**Excerpted data**
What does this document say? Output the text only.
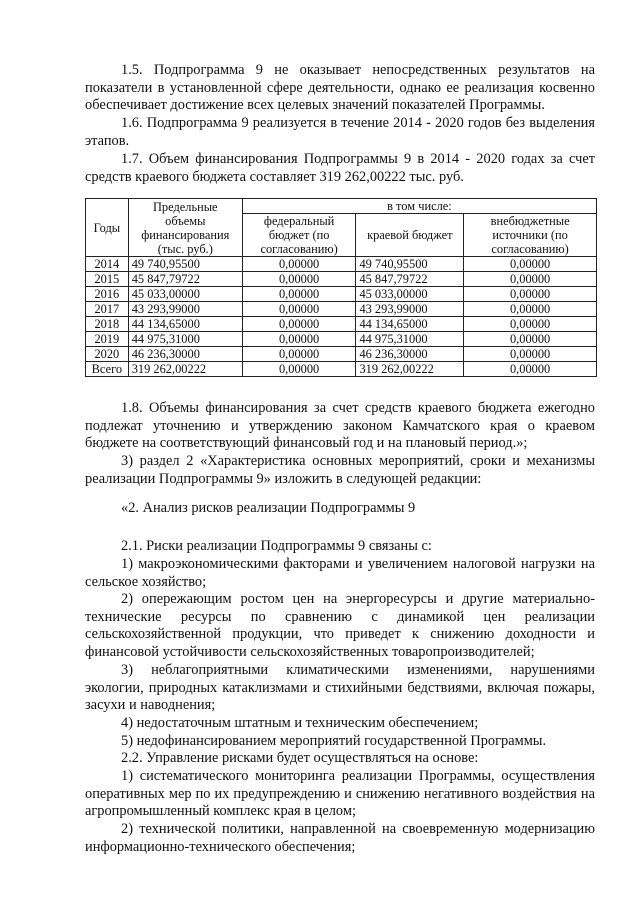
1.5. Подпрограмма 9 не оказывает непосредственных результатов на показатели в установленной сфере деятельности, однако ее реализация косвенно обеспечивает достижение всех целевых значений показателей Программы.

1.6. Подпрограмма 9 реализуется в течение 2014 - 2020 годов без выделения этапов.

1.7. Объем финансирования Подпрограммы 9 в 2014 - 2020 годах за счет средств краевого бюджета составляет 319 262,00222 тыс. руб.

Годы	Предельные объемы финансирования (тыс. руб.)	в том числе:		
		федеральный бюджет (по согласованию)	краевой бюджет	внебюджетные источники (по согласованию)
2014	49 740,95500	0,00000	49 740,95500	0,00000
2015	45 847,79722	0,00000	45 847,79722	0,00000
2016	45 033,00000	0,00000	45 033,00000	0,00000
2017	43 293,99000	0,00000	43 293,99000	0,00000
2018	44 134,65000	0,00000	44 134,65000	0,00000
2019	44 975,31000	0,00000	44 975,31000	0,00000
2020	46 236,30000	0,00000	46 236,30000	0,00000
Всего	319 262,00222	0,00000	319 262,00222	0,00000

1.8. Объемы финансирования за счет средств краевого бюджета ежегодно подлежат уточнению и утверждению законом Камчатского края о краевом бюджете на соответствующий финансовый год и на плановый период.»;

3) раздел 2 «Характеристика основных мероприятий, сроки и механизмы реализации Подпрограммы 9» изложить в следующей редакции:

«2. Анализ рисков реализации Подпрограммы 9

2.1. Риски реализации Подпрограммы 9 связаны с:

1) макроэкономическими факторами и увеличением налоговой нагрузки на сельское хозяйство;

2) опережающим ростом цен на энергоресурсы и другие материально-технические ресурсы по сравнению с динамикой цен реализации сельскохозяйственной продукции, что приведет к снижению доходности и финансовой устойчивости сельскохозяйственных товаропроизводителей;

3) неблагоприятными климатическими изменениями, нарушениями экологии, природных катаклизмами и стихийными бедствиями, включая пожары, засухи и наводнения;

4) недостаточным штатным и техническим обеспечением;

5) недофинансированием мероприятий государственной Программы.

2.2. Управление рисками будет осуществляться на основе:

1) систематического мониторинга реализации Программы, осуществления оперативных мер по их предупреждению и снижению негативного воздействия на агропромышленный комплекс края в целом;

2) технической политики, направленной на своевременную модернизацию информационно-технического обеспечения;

==

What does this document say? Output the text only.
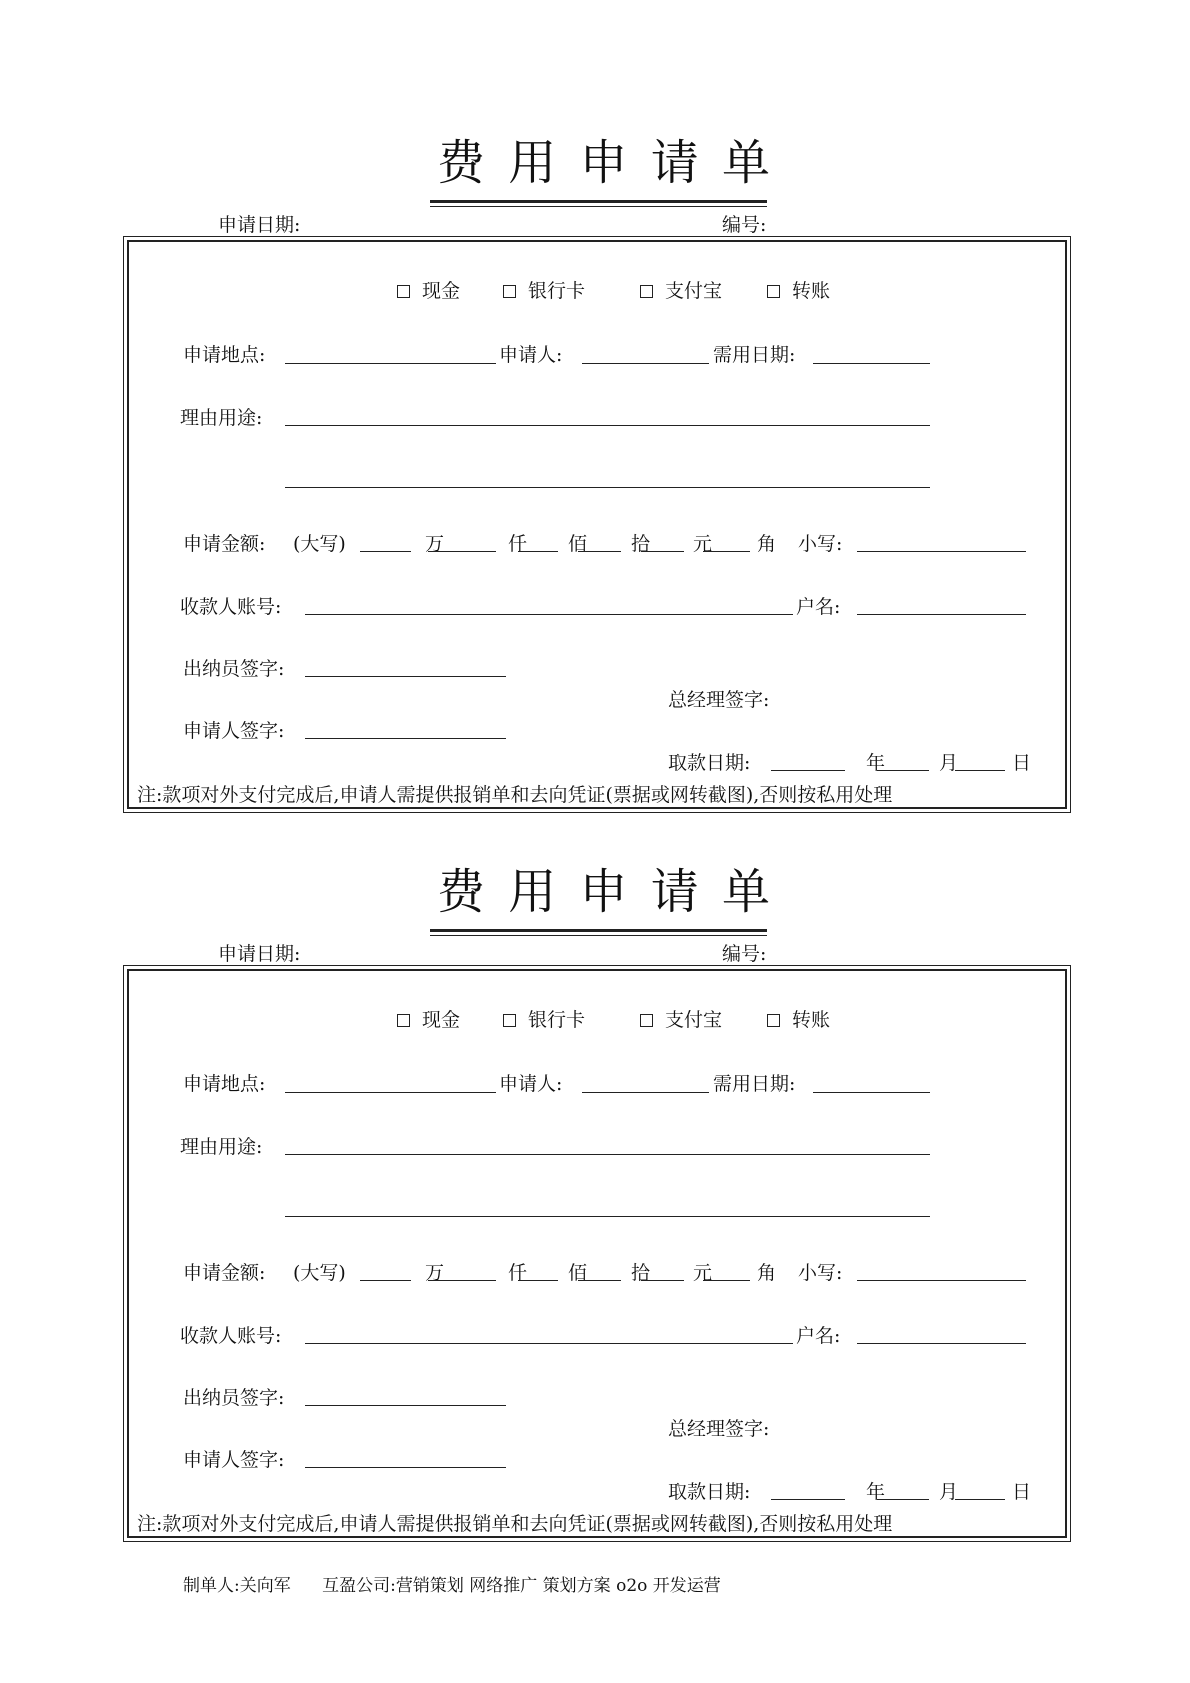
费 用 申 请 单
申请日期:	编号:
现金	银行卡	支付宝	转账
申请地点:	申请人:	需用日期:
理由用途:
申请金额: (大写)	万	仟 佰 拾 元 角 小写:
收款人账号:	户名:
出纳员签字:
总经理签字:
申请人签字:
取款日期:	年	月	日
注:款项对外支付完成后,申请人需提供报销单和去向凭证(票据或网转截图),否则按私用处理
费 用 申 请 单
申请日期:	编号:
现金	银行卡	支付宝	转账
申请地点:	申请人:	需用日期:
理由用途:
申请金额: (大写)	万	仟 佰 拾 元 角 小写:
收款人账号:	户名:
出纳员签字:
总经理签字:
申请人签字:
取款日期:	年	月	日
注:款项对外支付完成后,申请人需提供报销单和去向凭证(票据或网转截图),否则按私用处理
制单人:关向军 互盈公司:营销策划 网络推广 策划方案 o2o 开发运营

**Work to complete**
Lines that hold "счет" are the ones to copy; find all of them.

**Completed task**
1.7. Объем финансирования Подпрограммы 9 в 2014 - 2020 годах за счет средств краевого бюджета составляет 319 262,00222 тыс. руб.
1.8. Объемы финансирования за счет средств краевого бюджета ежегодно подлежат уточнению и утверждению законом Камчатского края о краевом бюджете на соответствующий финансовый год и на плановый период.»;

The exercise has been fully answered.